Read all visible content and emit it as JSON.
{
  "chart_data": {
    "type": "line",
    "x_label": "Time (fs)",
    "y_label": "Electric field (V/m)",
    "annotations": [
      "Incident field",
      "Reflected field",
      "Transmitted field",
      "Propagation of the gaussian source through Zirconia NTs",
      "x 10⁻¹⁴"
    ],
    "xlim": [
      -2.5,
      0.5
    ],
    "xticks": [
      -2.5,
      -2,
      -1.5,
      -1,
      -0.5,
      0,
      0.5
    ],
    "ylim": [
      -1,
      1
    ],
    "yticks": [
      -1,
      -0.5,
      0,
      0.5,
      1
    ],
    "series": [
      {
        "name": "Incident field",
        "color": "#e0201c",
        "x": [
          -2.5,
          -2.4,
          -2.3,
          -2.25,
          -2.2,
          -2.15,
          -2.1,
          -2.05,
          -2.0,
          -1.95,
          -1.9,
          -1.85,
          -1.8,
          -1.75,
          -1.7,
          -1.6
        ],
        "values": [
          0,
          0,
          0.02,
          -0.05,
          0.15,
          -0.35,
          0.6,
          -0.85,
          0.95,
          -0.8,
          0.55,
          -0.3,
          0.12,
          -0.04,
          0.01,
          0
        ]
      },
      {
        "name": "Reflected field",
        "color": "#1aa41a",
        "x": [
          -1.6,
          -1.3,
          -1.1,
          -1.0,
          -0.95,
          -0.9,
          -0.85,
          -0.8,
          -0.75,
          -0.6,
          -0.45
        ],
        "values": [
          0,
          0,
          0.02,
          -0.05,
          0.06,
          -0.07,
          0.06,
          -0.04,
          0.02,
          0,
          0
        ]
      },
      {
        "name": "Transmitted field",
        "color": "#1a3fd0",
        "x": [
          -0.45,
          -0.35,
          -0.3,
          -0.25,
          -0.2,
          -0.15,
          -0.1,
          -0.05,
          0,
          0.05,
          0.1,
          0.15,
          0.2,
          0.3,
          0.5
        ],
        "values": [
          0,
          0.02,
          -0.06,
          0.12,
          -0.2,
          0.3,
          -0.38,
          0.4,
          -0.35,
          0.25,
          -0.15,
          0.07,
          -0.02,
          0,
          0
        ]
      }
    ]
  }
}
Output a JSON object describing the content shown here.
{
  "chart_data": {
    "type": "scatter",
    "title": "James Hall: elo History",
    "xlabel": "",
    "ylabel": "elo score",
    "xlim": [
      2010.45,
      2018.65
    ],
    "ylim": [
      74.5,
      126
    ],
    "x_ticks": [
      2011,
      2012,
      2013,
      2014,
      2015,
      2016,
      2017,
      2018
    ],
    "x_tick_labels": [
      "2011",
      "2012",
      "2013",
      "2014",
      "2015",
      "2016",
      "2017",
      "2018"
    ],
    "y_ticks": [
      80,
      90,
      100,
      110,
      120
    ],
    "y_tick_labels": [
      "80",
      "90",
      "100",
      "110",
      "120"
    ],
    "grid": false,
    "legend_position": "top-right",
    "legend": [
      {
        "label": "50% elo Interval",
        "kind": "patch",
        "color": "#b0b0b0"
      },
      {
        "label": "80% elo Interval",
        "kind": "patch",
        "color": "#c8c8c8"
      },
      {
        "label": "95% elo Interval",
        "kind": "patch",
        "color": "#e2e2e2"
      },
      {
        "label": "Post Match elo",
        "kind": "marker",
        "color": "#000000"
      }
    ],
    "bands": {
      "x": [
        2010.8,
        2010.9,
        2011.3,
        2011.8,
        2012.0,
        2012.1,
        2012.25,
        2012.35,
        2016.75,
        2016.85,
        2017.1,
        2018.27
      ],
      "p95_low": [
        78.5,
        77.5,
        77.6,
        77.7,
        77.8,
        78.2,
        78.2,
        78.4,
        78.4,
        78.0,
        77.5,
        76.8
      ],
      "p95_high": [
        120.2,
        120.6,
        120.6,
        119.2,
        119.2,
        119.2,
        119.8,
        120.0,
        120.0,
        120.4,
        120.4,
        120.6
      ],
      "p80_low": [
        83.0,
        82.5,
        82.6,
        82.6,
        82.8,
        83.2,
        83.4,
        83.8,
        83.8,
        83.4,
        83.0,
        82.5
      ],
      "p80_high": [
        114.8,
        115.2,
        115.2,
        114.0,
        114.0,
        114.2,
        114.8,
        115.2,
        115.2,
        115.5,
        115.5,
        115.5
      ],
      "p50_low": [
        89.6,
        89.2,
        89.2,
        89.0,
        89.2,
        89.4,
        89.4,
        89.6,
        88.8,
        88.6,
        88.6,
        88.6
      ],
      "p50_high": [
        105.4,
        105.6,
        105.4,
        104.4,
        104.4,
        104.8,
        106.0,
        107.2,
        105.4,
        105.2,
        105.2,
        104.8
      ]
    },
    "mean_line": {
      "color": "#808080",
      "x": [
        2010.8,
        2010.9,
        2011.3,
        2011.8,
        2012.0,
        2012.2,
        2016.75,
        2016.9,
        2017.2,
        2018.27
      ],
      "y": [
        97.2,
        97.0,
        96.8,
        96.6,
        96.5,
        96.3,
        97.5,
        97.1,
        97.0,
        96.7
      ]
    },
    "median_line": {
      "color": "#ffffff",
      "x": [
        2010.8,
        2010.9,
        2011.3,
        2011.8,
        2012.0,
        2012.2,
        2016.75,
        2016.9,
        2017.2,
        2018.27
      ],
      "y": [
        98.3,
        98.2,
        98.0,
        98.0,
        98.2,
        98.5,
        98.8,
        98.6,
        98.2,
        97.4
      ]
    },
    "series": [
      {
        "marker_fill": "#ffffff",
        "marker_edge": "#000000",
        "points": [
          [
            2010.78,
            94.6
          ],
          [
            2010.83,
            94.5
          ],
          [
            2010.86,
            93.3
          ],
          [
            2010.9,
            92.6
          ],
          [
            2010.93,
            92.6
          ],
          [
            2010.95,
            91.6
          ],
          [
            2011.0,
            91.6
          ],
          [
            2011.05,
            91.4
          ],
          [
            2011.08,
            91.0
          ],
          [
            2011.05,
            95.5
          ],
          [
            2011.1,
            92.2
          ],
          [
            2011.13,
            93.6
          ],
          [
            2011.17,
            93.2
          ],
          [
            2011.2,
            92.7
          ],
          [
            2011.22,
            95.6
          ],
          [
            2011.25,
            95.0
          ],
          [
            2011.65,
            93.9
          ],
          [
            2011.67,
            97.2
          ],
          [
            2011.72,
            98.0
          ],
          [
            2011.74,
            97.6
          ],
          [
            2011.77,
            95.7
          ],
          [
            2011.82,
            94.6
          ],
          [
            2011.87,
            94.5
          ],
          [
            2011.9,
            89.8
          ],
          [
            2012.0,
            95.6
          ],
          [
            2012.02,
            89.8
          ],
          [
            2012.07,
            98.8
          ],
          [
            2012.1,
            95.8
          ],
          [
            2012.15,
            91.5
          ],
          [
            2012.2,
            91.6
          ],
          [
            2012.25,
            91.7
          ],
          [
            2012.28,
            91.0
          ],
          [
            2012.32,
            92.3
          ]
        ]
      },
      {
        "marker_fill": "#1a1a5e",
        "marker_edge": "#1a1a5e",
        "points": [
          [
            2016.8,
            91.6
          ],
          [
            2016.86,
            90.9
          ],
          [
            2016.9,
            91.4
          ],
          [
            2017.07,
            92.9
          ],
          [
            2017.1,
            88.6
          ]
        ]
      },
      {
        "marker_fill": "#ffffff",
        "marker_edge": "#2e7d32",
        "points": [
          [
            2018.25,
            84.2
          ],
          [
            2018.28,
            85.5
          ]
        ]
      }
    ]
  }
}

- - - -

| Problem description |
Recopy the entries above in their entirety, exactly.

| Worked solution |
Read all visible content and emit it as JSON.
{
  "chart_data": {
    "type": "line",
    "x_label": "Time (fs)",
    "y_label": "Electric field (V/m)",
    "annotations": [
      "Incident field",
      "Reflected field",
      "Transmitted field",
      "Propagation of the gaussian source through Zirconia NTs",
      "x 10⁻¹⁴"
    ],
    "xlim": [
      -2.5,
      0.5
    ],
    "xticks": [
      -2.5,
      -2,
      -1.5,
      -1,
      -0.5,
      0,
      0.5
    ],
    "ylim": [
      -1,
      1
    ],
    "yticks": [
      -1,
      -0.5,
      0,
      0.5,
      1
    ],
    "series": [
      {
        "name": "Incident field",
        "color": "#e0201c",
        "x": [
          -2.5,
          -2.4,
          -2.3,
          -2.25,
          -2.2,
          -2.15,
          -2.1,
          -2.05,
          -2.0,
          -1.95,
          -1.9,
          -1.85,
          -1.8,
          -1.75,
          -1.7,
          -1.6
        ],
        "values": [
          0,
          0,
          0.02,
          -0.05,
          0.15,
          -0.35,
          0.6,
          -0.85,
          0.95,
          -0.8,
          0.55,
          -0.3,
          0.12,
          -0.04,
          0.01,
          0
        ]
      },
      {
        "name": "Reflected field",
        "color": "#1aa41a",
        "x": [
          -1.6,
          -1.3,
          -1.1,
          -1.0,
          -0.95,
          -0.9,
          -0.85,
          -0.8,
          -0.75,
          -0.6,
          -0.45
        ],
        "values": [
          0,
          0,
          0.02,
          -0.05,
          0.06,
          -0.07,
          0.06,
          -0.04,
          0.02,
          0,
          0
        ]
      },
      {
        "name": "Transmitted field",
        "color": "#1a3fd0",
        "x": [
          -0.45,
          -0.35,
          -0.3,
          -0.25,
          -0.2,
          -0.15,
          -0.1,
          -0.05,
          0,
          0.05,
          0.1,
          0.15,
          0.2,
          0.3,
          0.5
        ],
        "values": [
          0,
          0.02,
          -0.06,
          0.12,
          -0.2,
          0.3,
          -0.38,
          0.4,
          -0.35,
          0.25,
          -0.15,
          0.07,
          -0.02,
          0,
          0
        ]
      }
    ]
  }
}
Output a JSON object describing the content shown here.
{
  "chart_data": {
    "type": "scatter",
    "title": "James Hall: elo History",
    "xlabel": "",
    "ylabel": "elo score",
    "xlim": [
      2010.45,
      2018.65
    ],
    "ylim": [
      74.5,
      126
    ],
    "x_ticks": [
      2011,
      2012,
      2013,
      2014,
      2015,
      2016,
      2017,
      2018
    ],
    "x_tick_labels": [
      "2011",
      "2012",
      "2013",
      "2014",
      "2015",
      "2016",
      "2017",
      "2018"
    ],
    "y_ticks": [
      80,
      90,
      100,
      110,
      120
    ],
    "y_tick_labels": [
      "80",
      "90",
      "100",
      "110",
      "120"
    ],
    "grid": false,
    "legend_position": "top-right",
    "legend": [
      {
        "label": "50% elo Interval",
        "kind": "patch",
        "color": "#b0b0b0"
      },
      {
        "label": "80% elo Interval",
        "kind": "patch",
        "color": "#c8c8c8"
      },
      {
        "label": "95% elo Interval",
        "kind": "patch",
        "color": "#e2e2e2"
      },
      {
        "label": "Post Match elo",
        "kind": "marker",
        "color": "#000000"
      }
    ],
    "bands": {
      "x": [
        2010.8,
        2010.9,
        2011.3,
        2011.8,
        2012.0,
        2012.1,
        2012.25,
        2012.35,
        2016.75,
        2016.85,
        2017.1,
        2018.27
      ],
      "p95_low": [
        78.5,
        77.5,
        77.6,
        77.7,
        77.8,
        78.2,
        78.2,
        78.4,
        78.4,
        78.0,
        77.5,
        76.8
      ],
      "p95_high": [
        120.2,
        120.6,
        120.6,
        119.2,
        119.2,
        119.2,
        119.8,
        120.0,
        120.0,
        120.4,
        120.4,
        120.6
      ],
      "p80_low": [
        83.0,
        82.5,
        82.6,
        82.6,
        82.8,
        83.2,
        83.4,
        83.8,
        83.8,
        83.4,
        83.0,
        82.5
      ],
      "p80_high": [
        114.8,
        115.2,
        115.2,
        114.0,
        114.0,
        114.2,
        114.8,
        115.2,
        115.2,
        115.5,
        115.5,
        115.5
      ],
      "p50_low": [
        89.6,
        89.2,
        89.2,
        89.0,
        89.2,
        89.4,
        89.4,
        89.6,
        88.8,
        88.6,
        88.6,
        88.6
      ],
      "p50_high": [
        105.4,
        105.6,
        105.4,
        104.4,
        104.4,
        104.8,
        106.0,
        107.2,
        105.4,
        105.2,
        105.2,
        104.8
      ]
    },
    "mean_line": {
      "color": "#808080",
      "x": [
        2010.8,
        2010.9,
        2011.3,
        2011.8,
        2012.0,
        2012.2,
        2016.75,
        2016.9,
        2017.2,
        2018.27
      ],
      "y": [
        97.2,
        97.0,
        96.8,
        96.6,
        96.5,
        96.3,
        97.5,
        97.1,
        97.0,
        96.7
      ]
    },
    "median_line": {
      "color": "#ffffff",
      "x": [
        2010.8,
        2010.9,
        2011.3,
        2011.8,
        2012.0,
        2012.2,
        2016.75,
        2016.9,
        2017.2,
        2018.27
      ],
      "y": [
        98.3,
        98.2,
        98.0,
        98.0,
        98.2,
        98.5,
        98.8,
        98.6,
        98.2,
        97.4
      ]
    },
    "series": [
      {
        "marker_fill": "#ffffff",
        "marker_edge": "#000000",
        "points": [
          [
            2010.78,
            94.6
          ],
          [
            2010.83,
            94.5
          ],
          [
            2010.86,
            93.3
          ],
          [
            2010.9,
            92.6
          ],
          [
            2010.93,
            92.6
          ],
          [
            2010.95,
            91.6
          ],
          [
            2011.0,
            91.6
          ],
          [
            2011.05,
            91.4
          ],
          [
            2011.08,
            91.0
          ],
          [
            2011.05,
            95.5
          ],
          [
            2011.1,
            92.2
          ],
          [
            2011.13,
            93.6
          ],
          [
            2011.17,
            93.2
          ],
          [
            2011.2,
            92.7
          ],
          [
            2011.22,
            95.6
          ],
          [
            2011.25,
            95.0
          ],
          [
            2011.65,
            93.9
          ],
          [
            2011.67,
            97.2
          ],
          [
            2011.72,
            98.0
          ],
          [
            2011.74,
            97.6
          ],
          [
            2011.77,
            95.7
          ],
          [
            2011.82,
            94.6
          ],
          [
            2011.87,
            94.5
          ],
          [
            2011.9,
            89.8
          ],
          [
            2012.0,
            95.6
          ],
          [
            2012.02,
            89.8
          ],
          [
            2012.07,
            98.8
          ],
          [
            2012.1,
            95.8
          ],
          [
            2012.15,
            91.5
          ],
          [
            2012.2,
            91.6
          ],
          [
            2012.25,
            91.7
          ],
          [
            2012.28,
            91.0
          ],
          [
            2012.32,
            92.3
          ]
        ]
      },
      {
        "marker_fill": "#1a1a5e",
        "marker_edge": "#1a1a5e",
        "points": [
          [
            2016.8,
            91.6
          ],
          [
            2016.86,
            90.9
          ],
          [
            2016.9,
            91.4
          ],
          [
            2017.07,
            92.9
          ],
          [
            2017.1,
            88.6
          ]
        ]
      },
      {
        "marker_fill": "#ffffff",
        "marker_edge": "#2e7d32",
        "points": [
          [
            2018.25,
            84.2
          ],
          [
            2018.28,
            85.5
          ]
        ]
      }
    ]
  }
}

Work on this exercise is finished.